_Work to be completed_
Return all of the entries exactly as written.

_Supplied information_

'''

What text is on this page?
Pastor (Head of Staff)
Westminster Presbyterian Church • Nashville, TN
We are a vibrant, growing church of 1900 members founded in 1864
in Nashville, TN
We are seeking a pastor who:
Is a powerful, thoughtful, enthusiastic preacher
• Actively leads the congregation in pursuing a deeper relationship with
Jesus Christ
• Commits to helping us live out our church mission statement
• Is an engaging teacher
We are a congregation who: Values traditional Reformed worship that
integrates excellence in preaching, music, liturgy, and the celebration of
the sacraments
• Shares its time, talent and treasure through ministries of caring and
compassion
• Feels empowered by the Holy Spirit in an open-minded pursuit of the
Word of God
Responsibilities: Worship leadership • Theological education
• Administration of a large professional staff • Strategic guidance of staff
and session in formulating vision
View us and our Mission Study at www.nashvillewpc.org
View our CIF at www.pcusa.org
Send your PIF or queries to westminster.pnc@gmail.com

'''

_Solution to the exercise_
What text is on this page?
Pastor (Head of Staff)
Westminster Presbyterian Church • Nashville, TN
We are a vibrant, growing church of 1900 members founded in 1864
in Nashville, TN
We are seeking a pastor who:
Is a powerful, thoughtful, enthusiastic preacher
• Actively leads the congregation in pursuing a deeper relationship with
Jesus Christ
• Commits to helping us live out our church mission statement
• Is an engaging teacher
We are a congregation who: Values traditional Reformed worship that
integrates excellence in preaching, music, liturgy, and the celebration of
the sacraments
• Shares its time, talent and treasure through ministries of caring and
compassion
• Feels empowered by the Holy Spirit in an open-minded pursuit of the
Word of God
Responsibilities: Worship leadership • Theological education
• Administration of a large professional staff • Strategic guidance of staff
and session in formulating vision
View us and our Mission Study at www.nashvillewpc.org
View our CIF at www.pcusa.org
Send your PIF or queries to westminster.pnc@gmail.com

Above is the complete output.